Given task: All of the entries must be reproduced exactly, with no images carried over.

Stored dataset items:
********************

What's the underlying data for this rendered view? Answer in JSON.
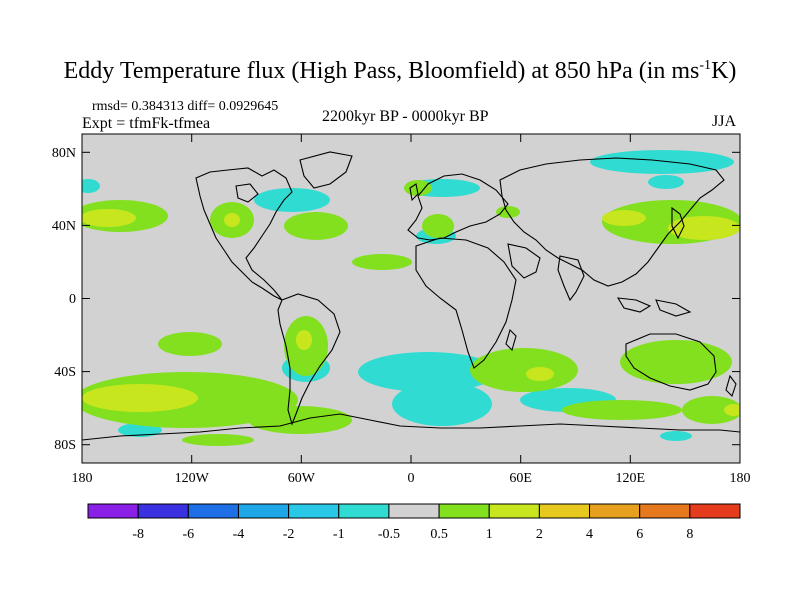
{
  "title": {
    "main": "Eddy Temperature flux (High Pass, Bloomfield) at 850 hPa (in ms",
    "superscript": "-1",
    "unit_tail": "K)"
  },
  "stats": "rmsd= 0.384313 diff= 0.0929645",
  "experiment": "Expt = tfmFk-tfmea",
  "period": "2200kyr BP - 0000kyr BP",
  "season": "JJA",
  "axes": {
    "lat_labels": [
      "80N",
      "40N",
      "0",
      "40S",
      "80S"
    ],
    "lon_labels": [
      "180",
      "120W",
      "60W",
      "0",
      "60E",
      "120E",
      "180"
    ]
  },
  "colorbar": {
    "colors": [
      "#8a1fe6",
      "#3a32e0",
      "#1e6ee6",
      "#1ea6e6",
      "#28c8e6",
      "#30dcd2",
      "#d2d2d2",
      "#82e01e",
      "#c8e61e",
      "#e6c81e",
      "#e6a01e",
      "#e6781e",
      "#e63c1e"
    ],
    "labels": [
      "-8",
      "-6",
      "-4",
      "-2",
      "-1",
      "-0.5",
      "0.5",
      "1",
      "2",
      "4",
      "6",
      "8"
    ]
  },
  "field_colors": {
    "background": "#d2d2d2",
    "neg_weak": "#30dcd2",
    "pos_weak": "#82e01e",
    "pos_mid": "#c8e61e",
    "pos_strong": "#e6c81e"
  }
}
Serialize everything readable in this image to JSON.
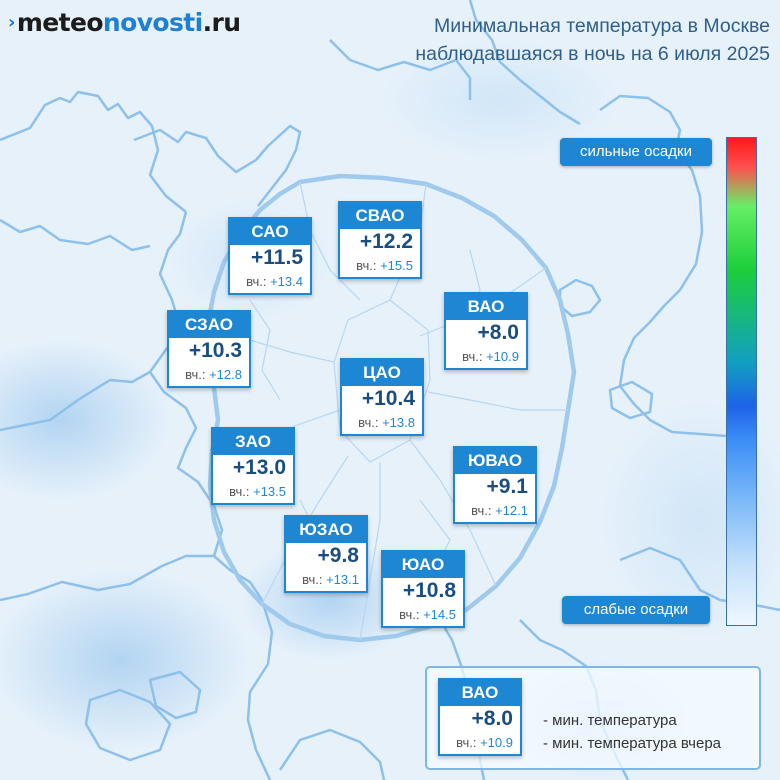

********************

In response:
What's the underlying data for this rendered view? Answer in JSON.
{
  "title": {
    "main": "Eddy Temperature flux (High Pass, Bloomfield) at 850 hPa (in ms",
    "superscript": "-1",
    "unit_tail": "K)"
  },
  "stats": "rmsd= 0.384313 diff= 0.0929645",
  "experiment": "Expt = tfmFk-tfmea",
  "period": "2200kyr BP - 0000kyr BP",
  "season": "JJA",
  "axes": {
    "lat_labels": [
      "80N",
      "40N",
      "0",
      "40S",
      "80S"
    ],
    "lon_labels": [
      "180",
      "120W",
      "60W",
      "0",
      "60E",
      "120E",
      "180"
    ]
  },
  "colorbar": {
    "colors": [
      "#8a1fe6",
      "#3a32e0",
      "#1e6ee6",
      "#1ea6e6",
      "#28c8e6",
      "#30dcd2",
      "#d2d2d2",
      "#82e01e",
      "#c8e61e",
      "#e6c81e",
      "#e6a01e",
      "#e6781e",
      "#e63c1e"
    ],
    "labels": [
      "-8",
      "-6",
      "-4",
      "-2",
      "-1",
      "-0.5",
      "0.5",
      "1",
      "2",
      "4",
      "6",
      "8"
    ]
  },
  "field_colors": {
    "background": "#d2d2d2",
    "neg_weak": "#30dcd2",
    "pos_weak": "#82e01e",
    "pos_mid": "#c8e61e",
    "pos_strong": "#e6c81e"
  }
}
Serialize everything readable in this image to JSON.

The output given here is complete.